* _Task goal_
Reproduce each line that includes the word "grade".

* _Data for this task_
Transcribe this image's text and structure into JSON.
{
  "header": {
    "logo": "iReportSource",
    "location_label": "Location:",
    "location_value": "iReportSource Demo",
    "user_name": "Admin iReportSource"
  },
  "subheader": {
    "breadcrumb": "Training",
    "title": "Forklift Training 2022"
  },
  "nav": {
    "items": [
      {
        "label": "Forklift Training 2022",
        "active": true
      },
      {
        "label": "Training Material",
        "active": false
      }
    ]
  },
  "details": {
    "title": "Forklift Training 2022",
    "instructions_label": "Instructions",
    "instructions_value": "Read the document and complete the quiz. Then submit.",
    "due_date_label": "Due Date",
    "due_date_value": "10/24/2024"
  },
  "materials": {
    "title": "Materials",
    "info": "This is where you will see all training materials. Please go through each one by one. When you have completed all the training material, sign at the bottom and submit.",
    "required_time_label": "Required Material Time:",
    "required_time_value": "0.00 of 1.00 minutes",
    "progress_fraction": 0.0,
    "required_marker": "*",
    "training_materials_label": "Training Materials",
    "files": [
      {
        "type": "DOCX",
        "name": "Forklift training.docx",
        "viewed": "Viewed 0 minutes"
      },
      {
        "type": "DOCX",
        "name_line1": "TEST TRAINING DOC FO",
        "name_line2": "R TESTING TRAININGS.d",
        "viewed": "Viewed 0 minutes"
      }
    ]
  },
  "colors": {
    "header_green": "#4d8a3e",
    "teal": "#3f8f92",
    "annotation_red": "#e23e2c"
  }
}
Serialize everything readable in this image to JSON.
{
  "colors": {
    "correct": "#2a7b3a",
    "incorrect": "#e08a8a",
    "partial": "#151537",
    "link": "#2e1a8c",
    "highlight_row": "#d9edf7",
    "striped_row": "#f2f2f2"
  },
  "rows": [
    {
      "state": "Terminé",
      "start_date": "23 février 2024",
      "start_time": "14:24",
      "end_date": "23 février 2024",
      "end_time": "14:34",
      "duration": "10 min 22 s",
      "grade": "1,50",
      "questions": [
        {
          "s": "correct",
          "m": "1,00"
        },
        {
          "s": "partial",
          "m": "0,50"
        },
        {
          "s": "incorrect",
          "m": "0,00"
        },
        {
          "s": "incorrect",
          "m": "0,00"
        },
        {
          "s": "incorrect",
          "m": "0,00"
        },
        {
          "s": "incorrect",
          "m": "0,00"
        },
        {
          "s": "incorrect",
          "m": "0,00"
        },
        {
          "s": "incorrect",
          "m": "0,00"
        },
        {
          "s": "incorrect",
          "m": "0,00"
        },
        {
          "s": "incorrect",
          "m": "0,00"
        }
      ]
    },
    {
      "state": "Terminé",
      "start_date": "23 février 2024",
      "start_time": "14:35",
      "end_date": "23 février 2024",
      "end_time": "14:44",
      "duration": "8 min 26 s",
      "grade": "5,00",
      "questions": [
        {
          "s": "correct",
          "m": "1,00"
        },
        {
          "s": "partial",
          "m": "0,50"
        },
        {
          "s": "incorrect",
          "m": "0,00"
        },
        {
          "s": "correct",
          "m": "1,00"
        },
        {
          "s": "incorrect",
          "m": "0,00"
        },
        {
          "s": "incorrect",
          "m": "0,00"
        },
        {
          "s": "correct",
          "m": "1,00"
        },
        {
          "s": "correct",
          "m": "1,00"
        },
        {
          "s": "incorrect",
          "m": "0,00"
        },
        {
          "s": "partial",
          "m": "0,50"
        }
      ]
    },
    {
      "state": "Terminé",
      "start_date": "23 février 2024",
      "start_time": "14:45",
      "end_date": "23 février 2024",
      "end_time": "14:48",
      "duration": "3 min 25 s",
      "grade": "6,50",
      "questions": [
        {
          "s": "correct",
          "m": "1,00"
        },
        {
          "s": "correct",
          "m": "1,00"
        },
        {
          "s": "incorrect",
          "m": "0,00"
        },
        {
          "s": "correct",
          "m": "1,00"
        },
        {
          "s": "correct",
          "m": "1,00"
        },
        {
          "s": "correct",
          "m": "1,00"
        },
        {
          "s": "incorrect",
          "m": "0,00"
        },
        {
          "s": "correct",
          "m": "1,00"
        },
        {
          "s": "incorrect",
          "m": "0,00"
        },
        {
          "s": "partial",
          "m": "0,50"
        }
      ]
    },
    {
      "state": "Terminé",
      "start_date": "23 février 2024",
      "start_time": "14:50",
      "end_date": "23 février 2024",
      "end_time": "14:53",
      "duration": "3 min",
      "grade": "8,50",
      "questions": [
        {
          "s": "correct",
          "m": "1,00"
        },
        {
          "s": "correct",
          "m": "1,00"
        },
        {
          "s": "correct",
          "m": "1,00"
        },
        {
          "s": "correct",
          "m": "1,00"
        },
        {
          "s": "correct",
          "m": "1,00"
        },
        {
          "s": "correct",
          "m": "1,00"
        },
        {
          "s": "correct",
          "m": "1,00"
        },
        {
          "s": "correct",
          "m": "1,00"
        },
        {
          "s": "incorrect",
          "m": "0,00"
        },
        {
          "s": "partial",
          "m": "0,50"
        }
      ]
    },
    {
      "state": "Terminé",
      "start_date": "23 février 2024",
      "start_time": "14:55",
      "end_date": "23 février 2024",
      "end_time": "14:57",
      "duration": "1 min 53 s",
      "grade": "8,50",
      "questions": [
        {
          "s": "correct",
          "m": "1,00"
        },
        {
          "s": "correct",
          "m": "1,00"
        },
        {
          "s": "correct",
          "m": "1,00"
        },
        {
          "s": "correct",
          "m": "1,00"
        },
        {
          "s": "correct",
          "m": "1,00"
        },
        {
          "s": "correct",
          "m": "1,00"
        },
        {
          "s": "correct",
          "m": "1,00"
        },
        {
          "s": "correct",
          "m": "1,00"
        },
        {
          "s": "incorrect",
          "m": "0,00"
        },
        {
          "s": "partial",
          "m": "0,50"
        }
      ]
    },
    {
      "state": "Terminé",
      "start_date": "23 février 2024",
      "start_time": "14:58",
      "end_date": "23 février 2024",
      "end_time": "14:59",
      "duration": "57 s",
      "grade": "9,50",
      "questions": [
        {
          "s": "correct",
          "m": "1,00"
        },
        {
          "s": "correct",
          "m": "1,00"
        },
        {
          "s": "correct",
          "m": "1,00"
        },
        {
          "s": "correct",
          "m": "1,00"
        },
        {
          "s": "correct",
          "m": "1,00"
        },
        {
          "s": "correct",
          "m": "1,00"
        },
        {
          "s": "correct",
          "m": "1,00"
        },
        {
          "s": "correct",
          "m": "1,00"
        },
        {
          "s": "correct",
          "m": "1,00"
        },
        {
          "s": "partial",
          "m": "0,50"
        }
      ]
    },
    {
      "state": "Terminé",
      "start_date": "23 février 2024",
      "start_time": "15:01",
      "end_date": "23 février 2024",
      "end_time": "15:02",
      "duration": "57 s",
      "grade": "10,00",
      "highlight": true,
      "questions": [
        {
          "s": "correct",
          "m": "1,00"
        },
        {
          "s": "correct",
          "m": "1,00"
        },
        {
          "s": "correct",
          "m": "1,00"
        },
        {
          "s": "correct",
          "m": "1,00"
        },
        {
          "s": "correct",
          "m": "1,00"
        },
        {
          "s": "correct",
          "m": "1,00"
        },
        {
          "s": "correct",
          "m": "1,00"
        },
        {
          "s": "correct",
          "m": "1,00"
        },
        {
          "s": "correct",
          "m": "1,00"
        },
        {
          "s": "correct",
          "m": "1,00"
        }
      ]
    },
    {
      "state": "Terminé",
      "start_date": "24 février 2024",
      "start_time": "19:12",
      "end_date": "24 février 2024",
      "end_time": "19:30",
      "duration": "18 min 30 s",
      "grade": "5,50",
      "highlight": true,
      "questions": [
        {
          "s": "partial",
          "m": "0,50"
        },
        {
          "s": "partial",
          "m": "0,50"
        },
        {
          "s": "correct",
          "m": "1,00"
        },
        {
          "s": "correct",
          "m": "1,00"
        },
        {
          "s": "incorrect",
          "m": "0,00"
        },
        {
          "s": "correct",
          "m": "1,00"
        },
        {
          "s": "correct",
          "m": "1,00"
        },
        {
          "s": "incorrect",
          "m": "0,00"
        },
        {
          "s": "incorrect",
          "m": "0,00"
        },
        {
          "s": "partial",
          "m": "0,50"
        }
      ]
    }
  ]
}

* _Output_
      "grade": "1,50",
      "grade": "5,00",
      "grade": "6,50",
      "grade": "8,50",
      "grade": "8,50",
      "grade": "9,50",
      "grade": "10,00",
      "grade": "5,50",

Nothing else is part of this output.